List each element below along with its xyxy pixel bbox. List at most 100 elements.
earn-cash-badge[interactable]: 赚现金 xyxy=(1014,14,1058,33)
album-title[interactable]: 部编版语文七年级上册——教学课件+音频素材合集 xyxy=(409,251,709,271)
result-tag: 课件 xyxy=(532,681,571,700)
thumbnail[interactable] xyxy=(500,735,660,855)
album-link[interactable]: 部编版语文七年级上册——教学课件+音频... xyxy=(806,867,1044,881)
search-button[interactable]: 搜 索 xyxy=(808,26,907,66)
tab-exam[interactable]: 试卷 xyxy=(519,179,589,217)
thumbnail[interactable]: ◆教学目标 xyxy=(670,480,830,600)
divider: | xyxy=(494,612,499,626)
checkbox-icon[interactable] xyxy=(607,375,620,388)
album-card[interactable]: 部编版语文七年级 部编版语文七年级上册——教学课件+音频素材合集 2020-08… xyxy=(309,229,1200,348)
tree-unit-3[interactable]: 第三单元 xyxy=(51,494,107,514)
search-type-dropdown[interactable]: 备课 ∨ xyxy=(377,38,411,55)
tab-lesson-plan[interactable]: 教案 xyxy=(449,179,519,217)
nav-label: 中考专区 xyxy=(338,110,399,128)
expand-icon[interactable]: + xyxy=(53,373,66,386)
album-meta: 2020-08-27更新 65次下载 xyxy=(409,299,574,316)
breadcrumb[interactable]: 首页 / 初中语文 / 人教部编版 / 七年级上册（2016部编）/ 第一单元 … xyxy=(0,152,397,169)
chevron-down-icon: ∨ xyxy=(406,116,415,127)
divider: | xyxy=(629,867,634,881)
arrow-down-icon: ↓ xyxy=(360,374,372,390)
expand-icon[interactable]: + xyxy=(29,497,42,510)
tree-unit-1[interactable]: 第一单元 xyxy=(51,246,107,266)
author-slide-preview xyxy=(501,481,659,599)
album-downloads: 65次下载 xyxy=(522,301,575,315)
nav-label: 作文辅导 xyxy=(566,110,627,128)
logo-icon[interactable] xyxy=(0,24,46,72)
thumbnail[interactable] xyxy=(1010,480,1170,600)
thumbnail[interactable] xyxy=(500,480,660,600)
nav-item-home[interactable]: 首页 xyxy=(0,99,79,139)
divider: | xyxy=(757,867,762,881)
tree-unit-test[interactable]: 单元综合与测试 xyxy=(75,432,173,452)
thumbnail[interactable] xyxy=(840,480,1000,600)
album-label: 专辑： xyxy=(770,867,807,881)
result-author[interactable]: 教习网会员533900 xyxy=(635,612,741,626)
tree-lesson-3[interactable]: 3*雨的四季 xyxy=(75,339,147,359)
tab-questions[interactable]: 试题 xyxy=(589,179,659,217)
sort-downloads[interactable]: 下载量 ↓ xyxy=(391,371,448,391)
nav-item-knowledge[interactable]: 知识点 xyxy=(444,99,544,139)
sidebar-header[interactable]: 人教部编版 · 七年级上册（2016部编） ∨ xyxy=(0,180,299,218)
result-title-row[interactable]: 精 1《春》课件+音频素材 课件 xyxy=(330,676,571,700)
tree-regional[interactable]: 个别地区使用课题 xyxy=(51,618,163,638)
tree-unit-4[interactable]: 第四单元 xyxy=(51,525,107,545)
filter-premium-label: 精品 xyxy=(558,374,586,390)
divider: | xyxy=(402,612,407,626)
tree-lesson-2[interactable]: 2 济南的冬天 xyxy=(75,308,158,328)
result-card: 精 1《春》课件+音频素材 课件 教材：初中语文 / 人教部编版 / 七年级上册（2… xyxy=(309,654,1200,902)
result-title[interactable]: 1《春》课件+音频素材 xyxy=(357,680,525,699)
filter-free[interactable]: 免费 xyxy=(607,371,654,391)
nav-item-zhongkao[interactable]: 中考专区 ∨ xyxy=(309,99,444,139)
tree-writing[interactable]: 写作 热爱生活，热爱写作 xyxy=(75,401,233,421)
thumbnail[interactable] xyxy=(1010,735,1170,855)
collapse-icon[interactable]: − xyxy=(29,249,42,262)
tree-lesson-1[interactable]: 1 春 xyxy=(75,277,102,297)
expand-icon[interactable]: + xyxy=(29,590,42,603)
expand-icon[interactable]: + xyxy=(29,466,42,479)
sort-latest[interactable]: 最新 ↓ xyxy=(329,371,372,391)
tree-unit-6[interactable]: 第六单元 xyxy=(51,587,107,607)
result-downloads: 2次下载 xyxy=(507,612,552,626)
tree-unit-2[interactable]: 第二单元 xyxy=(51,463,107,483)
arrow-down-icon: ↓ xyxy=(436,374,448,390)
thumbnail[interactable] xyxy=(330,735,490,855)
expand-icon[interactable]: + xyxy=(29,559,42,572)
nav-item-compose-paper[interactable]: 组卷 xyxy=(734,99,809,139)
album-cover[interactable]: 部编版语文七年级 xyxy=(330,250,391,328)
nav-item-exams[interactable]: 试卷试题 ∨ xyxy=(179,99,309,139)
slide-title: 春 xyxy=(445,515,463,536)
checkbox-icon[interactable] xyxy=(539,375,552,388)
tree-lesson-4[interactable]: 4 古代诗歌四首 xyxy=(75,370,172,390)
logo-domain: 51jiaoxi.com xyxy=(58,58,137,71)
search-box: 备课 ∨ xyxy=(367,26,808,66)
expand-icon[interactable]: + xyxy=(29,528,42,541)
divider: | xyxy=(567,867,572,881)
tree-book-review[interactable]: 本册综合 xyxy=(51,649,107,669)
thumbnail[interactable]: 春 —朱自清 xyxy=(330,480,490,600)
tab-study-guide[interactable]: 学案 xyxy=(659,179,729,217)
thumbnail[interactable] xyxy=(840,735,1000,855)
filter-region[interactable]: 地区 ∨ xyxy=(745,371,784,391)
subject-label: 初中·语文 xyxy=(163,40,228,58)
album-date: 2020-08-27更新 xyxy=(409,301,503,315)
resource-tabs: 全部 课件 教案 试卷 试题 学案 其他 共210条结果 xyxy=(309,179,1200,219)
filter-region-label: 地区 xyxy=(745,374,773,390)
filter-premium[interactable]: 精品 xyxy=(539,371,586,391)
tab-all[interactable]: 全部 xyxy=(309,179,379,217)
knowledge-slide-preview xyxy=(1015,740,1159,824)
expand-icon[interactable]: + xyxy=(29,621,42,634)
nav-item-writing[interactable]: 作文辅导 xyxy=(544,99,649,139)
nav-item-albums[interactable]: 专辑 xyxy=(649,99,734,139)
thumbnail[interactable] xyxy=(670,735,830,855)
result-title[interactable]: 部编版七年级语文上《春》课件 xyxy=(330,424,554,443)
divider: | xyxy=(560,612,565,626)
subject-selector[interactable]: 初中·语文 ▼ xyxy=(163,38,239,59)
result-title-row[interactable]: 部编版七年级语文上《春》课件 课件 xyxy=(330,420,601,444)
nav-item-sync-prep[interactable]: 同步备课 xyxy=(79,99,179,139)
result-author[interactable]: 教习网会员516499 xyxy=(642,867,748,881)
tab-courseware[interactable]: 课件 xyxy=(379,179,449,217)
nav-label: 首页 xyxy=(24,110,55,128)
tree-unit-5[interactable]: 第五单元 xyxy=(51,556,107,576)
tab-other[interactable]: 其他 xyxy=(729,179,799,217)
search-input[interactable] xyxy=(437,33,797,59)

Requirements:
Copy out the lines from the first one through the line containing "sort-downloads[interactable]: 下载量 ↓", inclusive, exactly as they appear.

The result:
List each element below along with its xyxy pixel bbox. List at most 100 elements.
earn-cash-badge[interactable]: 赚现金 xyxy=(1014,14,1058,33)
album-title[interactable]: 部编版语文七年级上册——教学课件+音频素材合集 xyxy=(409,251,709,271)
result-tag: 课件 xyxy=(532,681,571,700)
thumbnail[interactable] xyxy=(500,735,660,855)
album-link[interactable]: 部编版语文七年级上册——教学课件+音频... xyxy=(806,867,1044,881)
search-button[interactable]: 搜 索 xyxy=(808,26,907,66)
tab-exam[interactable]: 试卷 xyxy=(519,179,589,217)
thumbnail[interactable]: ◆教学目标 xyxy=(670,480,830,600)
divider: | xyxy=(494,612,499,626)
checkbox-icon[interactable] xyxy=(607,375,620,388)
album-card[interactable]: 部编版语文七年级 部编版语文七年级上册——教学课件+音频素材合集 2020-08… xyxy=(309,229,1200,348)
tree-unit-3[interactable]: 第三单元 xyxy=(51,494,107,514)
search-type-dropdown[interactable]: 备课 ∨ xyxy=(377,38,411,55)
tab-lesson-plan[interactable]: 教案 xyxy=(449,179,519,217)
nav-label: 中考专区 xyxy=(338,110,399,128)
expand-icon[interactable]: + xyxy=(53,373,66,386)
album-meta: 2020-08-27更新 65次下载 xyxy=(409,299,574,316)
breadcrumb[interactable]: 首页 / 初中语文 / 人教部编版 / 七年级上册（2016部编）/ 第一单元 … xyxy=(0,152,397,169)
chevron-down-icon: ∨ xyxy=(406,116,415,127)
divider: | xyxy=(629,867,634,881)
arrow-down-icon: ↓ xyxy=(360,374,372,390)
expand-icon[interactable]: + xyxy=(29,497,42,510)
tree-unit-1[interactable]: 第一单元 xyxy=(51,246,107,266)
author-slide-preview xyxy=(501,481,659,599)
album-downloads: 65次下载 xyxy=(522,301,575,315)
nav-label: 作文辅导 xyxy=(566,110,627,128)
logo-icon[interactable] xyxy=(0,24,46,72)
thumbnail[interactable] xyxy=(1010,480,1170,600)
thumbnail[interactable] xyxy=(500,480,660,600)
nav-item-home[interactable]: 首页 xyxy=(0,99,79,139)
divider: | xyxy=(757,867,762,881)
tree-unit-test[interactable]: 单元综合与测试 xyxy=(75,432,173,452)
thumbnail[interactable] xyxy=(840,480,1000,600)
album-label: 专辑： xyxy=(770,867,807,881)
result-author[interactable]: 教习网会员533900 xyxy=(635,612,741,626)
tree-lesson-3[interactable]: 3*雨的四季 xyxy=(75,339,147,359)
tab-questions[interactable]: 试题 xyxy=(589,179,659,217)
sort-downloads[interactable]: 下载量 ↓ xyxy=(391,371,448,391)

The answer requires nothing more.